* **DIRECTION**
For the material that follows, list every line containing the word "data".

>> BEGIN ROWS

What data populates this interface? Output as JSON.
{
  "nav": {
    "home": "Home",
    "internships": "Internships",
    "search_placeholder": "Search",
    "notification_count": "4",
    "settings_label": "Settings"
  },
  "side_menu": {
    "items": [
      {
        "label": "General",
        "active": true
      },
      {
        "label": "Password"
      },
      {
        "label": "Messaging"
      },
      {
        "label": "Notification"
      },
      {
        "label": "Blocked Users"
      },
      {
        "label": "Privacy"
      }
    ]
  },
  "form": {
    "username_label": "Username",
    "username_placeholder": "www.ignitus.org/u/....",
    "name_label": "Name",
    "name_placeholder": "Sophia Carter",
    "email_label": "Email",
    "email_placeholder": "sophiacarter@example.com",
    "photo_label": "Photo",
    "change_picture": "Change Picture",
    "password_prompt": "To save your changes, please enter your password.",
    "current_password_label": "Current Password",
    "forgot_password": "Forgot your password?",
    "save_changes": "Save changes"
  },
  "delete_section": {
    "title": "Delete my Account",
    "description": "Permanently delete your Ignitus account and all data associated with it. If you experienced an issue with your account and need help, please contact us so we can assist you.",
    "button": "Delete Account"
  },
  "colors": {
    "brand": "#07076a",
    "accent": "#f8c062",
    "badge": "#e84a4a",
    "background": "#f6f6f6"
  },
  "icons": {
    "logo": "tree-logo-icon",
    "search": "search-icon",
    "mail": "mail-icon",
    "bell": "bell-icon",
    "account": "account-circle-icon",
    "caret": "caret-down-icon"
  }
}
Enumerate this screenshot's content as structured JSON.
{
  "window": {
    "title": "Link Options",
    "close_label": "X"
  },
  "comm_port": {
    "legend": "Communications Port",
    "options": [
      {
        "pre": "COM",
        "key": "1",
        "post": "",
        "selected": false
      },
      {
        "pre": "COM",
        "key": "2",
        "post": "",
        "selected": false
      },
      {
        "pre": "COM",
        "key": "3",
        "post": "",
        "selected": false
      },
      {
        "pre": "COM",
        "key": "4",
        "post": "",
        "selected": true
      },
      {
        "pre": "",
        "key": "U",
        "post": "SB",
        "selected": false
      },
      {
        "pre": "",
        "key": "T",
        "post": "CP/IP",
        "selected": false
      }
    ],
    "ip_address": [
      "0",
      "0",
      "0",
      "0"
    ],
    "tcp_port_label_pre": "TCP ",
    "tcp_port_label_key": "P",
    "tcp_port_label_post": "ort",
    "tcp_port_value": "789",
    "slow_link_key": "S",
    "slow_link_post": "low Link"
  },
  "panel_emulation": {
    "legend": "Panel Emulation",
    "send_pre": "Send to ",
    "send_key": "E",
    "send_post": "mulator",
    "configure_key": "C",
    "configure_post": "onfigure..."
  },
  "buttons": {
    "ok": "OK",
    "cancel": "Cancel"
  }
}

>> END ROWS

* **EXPECTED ANSWER**
What data populates this interface? Output as JSON.
    "description": "Permanently delete your Ignitus account and all data associated with it. If you experienced an issue with your account and need help, please contact us so we can assist you.",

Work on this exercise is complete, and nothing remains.